===== Entries =====
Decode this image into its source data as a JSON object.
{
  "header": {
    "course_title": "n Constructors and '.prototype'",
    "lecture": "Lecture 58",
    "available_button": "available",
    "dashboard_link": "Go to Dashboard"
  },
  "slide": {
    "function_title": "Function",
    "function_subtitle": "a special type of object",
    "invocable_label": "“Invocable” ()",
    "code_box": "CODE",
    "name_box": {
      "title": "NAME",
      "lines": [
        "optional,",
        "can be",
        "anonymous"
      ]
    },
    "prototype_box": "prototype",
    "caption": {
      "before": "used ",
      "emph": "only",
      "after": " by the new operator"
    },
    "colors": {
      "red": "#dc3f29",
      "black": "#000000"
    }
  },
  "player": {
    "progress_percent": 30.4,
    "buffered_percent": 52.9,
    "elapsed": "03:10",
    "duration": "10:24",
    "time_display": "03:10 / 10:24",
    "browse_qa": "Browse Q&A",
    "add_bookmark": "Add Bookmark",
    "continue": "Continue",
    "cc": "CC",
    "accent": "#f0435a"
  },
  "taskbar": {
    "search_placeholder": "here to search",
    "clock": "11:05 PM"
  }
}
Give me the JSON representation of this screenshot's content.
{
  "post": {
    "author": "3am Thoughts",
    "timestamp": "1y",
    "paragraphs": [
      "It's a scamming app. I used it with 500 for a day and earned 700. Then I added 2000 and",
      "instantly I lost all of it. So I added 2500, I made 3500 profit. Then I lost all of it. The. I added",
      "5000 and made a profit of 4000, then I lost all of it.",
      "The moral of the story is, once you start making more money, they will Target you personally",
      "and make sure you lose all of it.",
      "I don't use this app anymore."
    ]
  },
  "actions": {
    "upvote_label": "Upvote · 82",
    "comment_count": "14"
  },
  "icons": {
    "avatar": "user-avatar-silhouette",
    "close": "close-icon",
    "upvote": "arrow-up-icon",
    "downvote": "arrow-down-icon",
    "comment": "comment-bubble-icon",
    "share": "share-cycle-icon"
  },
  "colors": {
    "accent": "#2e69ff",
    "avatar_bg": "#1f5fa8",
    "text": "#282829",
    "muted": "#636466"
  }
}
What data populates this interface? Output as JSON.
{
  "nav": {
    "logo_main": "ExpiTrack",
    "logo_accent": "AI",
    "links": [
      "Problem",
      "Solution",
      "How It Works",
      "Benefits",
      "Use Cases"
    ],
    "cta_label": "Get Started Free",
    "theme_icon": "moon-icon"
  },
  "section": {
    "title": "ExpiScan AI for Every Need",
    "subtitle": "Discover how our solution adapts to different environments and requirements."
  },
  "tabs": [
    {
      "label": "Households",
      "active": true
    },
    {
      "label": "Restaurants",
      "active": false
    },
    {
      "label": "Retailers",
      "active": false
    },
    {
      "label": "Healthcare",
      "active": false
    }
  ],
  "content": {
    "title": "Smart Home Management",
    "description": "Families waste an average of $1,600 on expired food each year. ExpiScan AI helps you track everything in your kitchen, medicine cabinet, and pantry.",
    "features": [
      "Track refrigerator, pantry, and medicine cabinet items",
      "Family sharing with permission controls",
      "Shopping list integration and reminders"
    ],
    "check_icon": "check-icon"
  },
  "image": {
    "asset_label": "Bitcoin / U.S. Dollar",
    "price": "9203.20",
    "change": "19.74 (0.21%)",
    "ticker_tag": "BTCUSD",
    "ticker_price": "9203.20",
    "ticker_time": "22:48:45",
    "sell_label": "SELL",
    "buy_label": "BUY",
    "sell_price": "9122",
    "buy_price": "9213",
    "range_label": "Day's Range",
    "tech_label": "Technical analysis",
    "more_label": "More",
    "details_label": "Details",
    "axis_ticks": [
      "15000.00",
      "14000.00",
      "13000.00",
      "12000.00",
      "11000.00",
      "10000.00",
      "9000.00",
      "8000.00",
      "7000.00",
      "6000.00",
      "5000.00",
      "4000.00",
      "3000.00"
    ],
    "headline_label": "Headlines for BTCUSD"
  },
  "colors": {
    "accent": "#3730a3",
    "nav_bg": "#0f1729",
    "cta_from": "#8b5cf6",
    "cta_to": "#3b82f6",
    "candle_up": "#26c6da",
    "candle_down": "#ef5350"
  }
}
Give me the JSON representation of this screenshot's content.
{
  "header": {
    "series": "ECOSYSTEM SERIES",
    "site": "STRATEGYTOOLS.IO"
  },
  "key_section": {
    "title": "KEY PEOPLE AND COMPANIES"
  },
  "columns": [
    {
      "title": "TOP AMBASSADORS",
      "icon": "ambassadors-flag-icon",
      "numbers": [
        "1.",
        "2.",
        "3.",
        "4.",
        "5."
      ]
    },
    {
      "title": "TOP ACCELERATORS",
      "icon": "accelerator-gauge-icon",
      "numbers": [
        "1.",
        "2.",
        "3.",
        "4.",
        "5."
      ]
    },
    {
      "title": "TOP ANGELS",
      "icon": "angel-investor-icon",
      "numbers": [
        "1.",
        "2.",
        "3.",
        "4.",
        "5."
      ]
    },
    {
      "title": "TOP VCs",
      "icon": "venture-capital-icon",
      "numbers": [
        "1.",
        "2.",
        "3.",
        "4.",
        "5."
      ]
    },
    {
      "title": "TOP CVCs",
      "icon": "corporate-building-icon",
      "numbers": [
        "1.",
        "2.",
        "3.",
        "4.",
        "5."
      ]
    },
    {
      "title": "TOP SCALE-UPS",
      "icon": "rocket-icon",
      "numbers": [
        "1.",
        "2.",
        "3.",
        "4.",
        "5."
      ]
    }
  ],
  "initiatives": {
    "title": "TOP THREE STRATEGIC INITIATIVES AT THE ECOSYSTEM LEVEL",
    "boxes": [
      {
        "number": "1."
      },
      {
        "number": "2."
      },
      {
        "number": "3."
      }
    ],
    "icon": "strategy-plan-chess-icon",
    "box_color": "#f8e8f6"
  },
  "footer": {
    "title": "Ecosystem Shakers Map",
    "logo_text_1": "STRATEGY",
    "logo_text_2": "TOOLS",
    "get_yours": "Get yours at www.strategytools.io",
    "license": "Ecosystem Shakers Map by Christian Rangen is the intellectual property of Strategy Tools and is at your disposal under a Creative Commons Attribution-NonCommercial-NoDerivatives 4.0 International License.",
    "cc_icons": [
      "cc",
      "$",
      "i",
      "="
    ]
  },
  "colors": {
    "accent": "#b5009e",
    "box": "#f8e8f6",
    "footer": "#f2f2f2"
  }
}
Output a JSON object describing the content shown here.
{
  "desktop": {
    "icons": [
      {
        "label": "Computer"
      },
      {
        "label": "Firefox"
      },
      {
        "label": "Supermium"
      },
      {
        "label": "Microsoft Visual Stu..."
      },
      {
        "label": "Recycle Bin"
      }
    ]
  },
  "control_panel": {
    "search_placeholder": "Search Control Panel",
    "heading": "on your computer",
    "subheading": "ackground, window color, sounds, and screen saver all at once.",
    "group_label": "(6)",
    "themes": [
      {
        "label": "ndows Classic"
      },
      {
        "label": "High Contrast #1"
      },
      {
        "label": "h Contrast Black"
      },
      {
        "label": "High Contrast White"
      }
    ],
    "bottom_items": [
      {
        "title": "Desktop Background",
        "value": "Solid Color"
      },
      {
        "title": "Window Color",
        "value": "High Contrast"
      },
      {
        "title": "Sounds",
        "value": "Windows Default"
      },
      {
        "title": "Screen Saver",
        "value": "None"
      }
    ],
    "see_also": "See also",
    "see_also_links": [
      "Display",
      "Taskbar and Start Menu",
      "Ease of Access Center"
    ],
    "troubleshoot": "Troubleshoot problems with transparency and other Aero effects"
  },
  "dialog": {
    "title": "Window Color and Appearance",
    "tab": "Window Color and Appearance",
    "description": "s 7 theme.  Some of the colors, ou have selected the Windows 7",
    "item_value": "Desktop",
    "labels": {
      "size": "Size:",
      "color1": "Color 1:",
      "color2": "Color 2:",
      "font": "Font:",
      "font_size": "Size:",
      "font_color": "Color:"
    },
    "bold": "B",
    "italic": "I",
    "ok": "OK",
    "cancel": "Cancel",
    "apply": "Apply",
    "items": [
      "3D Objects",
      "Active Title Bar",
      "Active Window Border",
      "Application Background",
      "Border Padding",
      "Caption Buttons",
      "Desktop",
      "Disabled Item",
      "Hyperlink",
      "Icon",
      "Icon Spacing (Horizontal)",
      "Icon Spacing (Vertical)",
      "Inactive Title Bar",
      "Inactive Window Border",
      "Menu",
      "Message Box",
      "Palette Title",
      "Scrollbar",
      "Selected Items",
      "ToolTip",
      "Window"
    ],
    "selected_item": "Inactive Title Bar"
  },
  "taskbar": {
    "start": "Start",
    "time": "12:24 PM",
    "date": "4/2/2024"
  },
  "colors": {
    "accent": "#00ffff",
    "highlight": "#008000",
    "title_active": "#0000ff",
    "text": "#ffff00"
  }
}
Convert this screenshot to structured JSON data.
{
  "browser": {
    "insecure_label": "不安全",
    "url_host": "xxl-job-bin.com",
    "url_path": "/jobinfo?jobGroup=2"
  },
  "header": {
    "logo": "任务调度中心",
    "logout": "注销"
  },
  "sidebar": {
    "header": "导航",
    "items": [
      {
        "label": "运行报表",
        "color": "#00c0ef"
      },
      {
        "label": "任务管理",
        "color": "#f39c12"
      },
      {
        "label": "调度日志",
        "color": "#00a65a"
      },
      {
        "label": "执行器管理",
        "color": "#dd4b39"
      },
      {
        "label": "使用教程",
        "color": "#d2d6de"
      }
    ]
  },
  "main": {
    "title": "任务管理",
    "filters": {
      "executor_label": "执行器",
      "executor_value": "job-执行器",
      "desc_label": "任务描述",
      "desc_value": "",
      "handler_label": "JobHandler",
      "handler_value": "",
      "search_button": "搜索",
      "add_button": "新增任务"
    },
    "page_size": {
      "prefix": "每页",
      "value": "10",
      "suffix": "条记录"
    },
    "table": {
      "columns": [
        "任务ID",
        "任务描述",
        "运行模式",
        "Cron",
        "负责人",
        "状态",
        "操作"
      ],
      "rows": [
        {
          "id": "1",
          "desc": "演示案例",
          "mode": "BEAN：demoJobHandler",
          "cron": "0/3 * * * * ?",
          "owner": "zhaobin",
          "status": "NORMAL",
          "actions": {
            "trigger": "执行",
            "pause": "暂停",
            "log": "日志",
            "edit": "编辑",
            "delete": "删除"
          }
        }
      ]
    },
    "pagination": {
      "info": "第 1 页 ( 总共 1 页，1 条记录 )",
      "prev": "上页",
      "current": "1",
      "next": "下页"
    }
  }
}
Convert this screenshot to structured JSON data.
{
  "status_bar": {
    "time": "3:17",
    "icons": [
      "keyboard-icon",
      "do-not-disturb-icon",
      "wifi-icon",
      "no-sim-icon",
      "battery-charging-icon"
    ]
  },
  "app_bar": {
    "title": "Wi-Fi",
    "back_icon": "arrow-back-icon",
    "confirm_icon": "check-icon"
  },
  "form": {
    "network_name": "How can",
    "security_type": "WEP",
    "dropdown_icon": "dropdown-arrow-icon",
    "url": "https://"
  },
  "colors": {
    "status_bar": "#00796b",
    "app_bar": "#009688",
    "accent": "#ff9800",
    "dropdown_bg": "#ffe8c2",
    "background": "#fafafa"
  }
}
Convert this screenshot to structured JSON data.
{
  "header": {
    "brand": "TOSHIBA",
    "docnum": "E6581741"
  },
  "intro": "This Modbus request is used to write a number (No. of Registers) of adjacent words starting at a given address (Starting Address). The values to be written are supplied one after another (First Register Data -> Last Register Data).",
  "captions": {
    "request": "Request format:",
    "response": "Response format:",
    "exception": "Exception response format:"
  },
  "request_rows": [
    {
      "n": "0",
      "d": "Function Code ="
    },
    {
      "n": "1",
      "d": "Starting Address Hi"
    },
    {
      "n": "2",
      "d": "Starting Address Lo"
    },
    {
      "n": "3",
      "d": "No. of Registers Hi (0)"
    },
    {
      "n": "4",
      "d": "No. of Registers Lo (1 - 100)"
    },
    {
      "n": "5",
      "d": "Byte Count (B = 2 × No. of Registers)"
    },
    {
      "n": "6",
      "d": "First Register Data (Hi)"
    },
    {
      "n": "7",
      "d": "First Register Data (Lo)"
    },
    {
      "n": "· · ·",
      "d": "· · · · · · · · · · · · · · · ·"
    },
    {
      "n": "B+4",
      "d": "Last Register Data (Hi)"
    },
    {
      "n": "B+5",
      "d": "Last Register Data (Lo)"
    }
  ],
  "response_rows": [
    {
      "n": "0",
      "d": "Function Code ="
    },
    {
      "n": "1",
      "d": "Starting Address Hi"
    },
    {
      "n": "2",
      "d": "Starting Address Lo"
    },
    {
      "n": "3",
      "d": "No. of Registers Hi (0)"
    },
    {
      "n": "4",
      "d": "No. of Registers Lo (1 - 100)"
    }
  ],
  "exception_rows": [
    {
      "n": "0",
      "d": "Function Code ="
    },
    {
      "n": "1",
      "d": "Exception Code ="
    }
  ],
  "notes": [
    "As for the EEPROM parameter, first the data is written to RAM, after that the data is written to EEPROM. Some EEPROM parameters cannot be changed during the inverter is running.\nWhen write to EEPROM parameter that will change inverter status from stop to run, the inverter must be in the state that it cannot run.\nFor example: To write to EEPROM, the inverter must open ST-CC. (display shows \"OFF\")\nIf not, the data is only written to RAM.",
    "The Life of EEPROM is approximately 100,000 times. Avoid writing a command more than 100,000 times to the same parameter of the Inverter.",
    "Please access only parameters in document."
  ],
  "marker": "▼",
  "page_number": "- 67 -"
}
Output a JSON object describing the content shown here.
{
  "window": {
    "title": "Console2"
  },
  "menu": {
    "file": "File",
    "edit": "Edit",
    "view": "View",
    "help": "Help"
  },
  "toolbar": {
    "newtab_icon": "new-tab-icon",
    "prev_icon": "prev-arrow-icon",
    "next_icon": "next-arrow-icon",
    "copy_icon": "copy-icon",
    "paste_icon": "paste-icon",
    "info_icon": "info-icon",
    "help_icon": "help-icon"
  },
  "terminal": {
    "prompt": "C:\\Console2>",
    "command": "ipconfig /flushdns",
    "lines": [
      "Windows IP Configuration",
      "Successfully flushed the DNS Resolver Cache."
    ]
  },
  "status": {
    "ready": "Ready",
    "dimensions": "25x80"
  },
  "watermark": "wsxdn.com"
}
=====
Go through the material and copy out every line with "BTCUSD" in it.

Result for this exercise:
    "ticker_tag": "BTCUSD",
    "headline_label": "Headlines for BTCUSD"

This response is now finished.